# WHAT TO WORK ON:
Where a line of the material contains the string "повреждены", copy that line.

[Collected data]
● ● ● ● ●

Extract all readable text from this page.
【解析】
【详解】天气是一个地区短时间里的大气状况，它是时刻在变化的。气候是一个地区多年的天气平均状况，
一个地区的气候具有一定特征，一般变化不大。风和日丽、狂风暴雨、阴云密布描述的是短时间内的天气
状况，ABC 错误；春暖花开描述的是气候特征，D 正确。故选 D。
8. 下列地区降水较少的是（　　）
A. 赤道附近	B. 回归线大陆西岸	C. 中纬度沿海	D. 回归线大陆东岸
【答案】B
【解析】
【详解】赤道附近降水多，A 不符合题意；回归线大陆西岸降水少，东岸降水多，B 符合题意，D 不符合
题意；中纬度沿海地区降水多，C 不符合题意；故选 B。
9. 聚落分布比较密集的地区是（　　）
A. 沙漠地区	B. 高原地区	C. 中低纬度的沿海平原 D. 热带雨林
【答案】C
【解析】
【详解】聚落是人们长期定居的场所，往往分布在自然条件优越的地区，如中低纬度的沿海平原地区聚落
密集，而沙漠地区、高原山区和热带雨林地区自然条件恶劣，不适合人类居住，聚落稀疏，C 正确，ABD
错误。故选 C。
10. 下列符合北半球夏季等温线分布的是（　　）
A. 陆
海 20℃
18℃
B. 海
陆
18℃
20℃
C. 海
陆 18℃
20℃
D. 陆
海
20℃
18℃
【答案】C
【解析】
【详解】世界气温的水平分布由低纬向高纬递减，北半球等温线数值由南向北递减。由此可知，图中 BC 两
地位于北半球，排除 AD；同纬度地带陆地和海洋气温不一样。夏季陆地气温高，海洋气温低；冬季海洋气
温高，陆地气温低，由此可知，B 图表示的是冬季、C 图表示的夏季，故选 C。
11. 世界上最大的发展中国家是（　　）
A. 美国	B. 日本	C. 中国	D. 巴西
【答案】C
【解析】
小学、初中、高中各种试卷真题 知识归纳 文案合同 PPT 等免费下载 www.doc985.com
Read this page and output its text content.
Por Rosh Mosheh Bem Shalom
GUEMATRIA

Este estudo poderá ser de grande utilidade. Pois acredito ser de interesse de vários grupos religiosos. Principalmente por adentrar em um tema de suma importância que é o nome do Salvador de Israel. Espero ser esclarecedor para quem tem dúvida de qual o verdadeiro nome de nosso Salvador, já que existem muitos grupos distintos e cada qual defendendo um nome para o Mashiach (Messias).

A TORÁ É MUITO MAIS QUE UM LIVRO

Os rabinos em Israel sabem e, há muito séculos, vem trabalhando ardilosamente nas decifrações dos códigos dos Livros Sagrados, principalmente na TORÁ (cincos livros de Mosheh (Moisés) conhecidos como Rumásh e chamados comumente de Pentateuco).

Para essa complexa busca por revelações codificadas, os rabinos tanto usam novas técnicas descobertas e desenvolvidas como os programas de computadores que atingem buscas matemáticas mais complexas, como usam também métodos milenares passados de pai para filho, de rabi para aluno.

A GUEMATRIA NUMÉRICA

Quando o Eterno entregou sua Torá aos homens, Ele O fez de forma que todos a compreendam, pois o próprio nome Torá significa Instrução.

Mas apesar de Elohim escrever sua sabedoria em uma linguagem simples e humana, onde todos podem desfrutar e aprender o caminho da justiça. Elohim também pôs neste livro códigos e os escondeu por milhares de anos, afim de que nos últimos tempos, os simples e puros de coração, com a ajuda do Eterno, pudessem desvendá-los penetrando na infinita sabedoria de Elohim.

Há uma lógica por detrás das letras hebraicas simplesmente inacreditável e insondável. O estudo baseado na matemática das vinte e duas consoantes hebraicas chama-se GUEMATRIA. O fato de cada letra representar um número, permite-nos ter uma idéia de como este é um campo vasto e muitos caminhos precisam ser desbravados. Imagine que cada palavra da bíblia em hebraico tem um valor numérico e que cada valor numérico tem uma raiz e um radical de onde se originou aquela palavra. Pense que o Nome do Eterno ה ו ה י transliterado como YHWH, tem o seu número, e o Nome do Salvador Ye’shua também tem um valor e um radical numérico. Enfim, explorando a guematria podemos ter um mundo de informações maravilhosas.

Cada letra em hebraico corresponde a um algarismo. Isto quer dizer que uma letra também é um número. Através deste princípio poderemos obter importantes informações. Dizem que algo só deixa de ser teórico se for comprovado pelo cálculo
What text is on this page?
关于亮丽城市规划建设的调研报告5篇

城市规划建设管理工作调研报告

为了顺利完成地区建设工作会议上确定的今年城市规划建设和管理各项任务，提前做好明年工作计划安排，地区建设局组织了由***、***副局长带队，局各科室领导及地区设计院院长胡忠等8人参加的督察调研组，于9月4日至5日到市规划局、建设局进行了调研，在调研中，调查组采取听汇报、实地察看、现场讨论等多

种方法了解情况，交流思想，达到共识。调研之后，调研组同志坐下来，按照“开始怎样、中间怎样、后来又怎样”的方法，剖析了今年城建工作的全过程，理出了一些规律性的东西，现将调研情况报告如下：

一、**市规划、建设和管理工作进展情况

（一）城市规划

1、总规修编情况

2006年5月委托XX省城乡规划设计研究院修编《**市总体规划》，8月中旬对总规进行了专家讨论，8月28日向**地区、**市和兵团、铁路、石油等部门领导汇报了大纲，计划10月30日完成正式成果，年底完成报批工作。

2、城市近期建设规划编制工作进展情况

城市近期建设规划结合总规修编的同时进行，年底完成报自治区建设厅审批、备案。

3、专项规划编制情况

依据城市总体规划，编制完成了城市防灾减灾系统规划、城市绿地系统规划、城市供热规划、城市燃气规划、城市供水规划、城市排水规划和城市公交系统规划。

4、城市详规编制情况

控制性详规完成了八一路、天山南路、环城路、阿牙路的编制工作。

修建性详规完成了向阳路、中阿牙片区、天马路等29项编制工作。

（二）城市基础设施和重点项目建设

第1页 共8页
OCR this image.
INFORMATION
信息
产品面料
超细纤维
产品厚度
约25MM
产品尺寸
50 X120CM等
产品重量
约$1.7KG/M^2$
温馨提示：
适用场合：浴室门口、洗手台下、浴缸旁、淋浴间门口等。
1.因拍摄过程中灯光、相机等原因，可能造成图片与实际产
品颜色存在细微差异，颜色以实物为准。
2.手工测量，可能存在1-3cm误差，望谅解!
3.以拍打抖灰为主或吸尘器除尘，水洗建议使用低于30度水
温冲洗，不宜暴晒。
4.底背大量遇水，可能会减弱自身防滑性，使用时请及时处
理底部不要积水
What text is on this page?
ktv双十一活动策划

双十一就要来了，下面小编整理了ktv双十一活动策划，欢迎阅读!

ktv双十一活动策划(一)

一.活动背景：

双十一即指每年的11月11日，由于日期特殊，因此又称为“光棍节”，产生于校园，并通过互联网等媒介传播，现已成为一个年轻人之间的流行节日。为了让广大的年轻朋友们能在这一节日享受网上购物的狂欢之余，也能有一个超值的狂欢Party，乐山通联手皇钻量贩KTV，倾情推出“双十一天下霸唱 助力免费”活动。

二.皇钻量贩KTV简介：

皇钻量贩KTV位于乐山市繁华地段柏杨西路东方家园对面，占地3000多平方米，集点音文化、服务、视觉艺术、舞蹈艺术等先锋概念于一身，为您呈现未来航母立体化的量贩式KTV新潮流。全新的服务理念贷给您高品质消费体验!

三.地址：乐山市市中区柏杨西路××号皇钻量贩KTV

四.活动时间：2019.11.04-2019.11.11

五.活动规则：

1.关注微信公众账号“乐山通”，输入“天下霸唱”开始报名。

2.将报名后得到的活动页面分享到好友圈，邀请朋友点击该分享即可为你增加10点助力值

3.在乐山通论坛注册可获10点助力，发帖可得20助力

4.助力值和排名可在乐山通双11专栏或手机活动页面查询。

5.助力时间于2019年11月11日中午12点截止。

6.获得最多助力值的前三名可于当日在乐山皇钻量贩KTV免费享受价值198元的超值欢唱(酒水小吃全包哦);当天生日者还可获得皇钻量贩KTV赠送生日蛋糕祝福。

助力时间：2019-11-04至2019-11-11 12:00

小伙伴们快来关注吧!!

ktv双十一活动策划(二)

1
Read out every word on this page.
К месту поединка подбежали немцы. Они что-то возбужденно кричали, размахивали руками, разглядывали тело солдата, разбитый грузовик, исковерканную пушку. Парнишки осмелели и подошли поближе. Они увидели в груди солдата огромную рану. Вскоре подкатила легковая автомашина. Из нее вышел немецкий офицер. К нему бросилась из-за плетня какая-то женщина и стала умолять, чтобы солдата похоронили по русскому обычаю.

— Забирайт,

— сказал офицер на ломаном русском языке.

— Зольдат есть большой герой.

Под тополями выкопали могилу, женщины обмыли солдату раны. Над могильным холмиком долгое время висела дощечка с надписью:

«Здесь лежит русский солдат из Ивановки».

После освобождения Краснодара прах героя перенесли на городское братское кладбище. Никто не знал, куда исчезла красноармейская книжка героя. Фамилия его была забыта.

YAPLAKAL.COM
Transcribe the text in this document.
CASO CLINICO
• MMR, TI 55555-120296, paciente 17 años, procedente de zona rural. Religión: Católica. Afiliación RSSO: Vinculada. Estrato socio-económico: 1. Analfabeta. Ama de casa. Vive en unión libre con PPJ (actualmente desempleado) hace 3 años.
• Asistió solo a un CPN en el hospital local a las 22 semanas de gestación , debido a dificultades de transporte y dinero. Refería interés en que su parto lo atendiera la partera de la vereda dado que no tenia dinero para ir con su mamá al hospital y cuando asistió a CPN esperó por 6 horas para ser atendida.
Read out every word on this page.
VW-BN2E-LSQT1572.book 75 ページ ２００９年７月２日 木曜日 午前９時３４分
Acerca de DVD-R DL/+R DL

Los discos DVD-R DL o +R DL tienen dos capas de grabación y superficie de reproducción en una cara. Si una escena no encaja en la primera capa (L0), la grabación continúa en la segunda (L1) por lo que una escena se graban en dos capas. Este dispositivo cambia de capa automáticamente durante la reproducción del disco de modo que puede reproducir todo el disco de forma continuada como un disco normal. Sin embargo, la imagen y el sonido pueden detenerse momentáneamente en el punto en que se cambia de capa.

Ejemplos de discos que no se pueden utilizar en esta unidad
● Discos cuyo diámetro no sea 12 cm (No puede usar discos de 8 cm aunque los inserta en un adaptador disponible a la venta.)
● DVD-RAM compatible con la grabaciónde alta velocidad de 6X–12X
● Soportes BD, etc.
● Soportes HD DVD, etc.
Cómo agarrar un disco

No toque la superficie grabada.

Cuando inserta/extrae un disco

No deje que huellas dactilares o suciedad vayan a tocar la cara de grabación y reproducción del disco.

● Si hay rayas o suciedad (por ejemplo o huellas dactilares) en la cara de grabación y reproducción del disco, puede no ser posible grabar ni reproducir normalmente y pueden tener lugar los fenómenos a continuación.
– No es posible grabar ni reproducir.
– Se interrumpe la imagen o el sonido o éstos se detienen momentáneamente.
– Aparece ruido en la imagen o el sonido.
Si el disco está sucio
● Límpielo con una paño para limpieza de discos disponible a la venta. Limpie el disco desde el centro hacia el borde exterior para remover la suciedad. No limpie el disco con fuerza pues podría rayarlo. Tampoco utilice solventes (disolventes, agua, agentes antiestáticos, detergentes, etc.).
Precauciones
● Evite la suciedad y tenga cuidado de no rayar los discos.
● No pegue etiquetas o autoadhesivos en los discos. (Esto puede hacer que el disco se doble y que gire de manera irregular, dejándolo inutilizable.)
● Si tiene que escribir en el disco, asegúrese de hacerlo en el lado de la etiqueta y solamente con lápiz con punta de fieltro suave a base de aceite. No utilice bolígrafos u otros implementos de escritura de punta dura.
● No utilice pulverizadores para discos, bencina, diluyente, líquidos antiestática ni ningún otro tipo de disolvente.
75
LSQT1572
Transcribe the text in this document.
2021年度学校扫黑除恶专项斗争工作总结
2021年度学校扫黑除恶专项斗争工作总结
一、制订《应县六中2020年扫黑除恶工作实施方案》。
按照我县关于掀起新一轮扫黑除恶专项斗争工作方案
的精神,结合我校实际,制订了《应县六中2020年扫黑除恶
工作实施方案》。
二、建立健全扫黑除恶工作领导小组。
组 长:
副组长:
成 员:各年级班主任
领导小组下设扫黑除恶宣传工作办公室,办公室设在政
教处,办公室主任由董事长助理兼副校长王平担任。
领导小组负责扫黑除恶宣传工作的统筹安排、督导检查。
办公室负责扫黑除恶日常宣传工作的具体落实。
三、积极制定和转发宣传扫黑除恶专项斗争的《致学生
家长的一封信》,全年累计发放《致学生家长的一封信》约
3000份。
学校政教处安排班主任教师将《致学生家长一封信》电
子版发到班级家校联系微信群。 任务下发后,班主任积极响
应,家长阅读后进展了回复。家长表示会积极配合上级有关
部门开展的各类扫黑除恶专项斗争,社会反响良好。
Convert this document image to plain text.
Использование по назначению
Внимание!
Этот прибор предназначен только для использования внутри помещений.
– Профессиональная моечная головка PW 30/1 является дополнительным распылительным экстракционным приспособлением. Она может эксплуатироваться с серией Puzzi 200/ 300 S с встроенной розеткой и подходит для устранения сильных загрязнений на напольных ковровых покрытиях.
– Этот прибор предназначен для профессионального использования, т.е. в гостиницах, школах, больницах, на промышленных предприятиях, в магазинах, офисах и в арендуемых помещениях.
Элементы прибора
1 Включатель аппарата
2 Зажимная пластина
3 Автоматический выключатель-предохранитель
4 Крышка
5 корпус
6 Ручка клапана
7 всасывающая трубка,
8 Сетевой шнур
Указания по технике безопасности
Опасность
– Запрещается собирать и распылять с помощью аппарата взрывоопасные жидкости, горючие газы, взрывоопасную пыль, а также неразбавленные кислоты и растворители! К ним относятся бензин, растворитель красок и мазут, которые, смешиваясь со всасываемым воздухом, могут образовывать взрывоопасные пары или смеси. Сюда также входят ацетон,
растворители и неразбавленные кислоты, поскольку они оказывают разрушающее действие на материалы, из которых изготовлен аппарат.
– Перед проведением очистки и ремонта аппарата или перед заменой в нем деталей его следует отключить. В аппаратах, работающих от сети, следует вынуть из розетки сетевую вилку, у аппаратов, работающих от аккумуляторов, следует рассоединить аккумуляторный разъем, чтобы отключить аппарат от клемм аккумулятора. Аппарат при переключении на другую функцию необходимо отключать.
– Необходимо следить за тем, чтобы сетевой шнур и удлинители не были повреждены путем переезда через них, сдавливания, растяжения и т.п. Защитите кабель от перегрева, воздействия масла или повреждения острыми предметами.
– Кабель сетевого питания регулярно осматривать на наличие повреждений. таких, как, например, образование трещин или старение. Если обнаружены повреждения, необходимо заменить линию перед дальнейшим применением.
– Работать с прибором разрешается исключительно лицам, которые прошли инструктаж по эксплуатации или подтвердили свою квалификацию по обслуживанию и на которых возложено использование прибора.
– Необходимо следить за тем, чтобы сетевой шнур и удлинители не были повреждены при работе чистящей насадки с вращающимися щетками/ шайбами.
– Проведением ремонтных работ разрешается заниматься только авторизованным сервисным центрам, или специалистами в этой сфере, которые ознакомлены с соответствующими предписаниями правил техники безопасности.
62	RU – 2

● ● ● ● ●

# WORKED SOLUTION:
– Необходимо следить за тем, чтобы сетевой шнур и удлинители не были повреждены путем переезда через них, сдавливания, растяжения и т.п. Защитите кабель от перегрева, воздействия масла или повреждения острыми предметами.
– Необходимо следить за тем, чтобы сетевой шнур и удлинители не были повреждены при работе чистящей насадки с вращающимися щетками/ шайбами.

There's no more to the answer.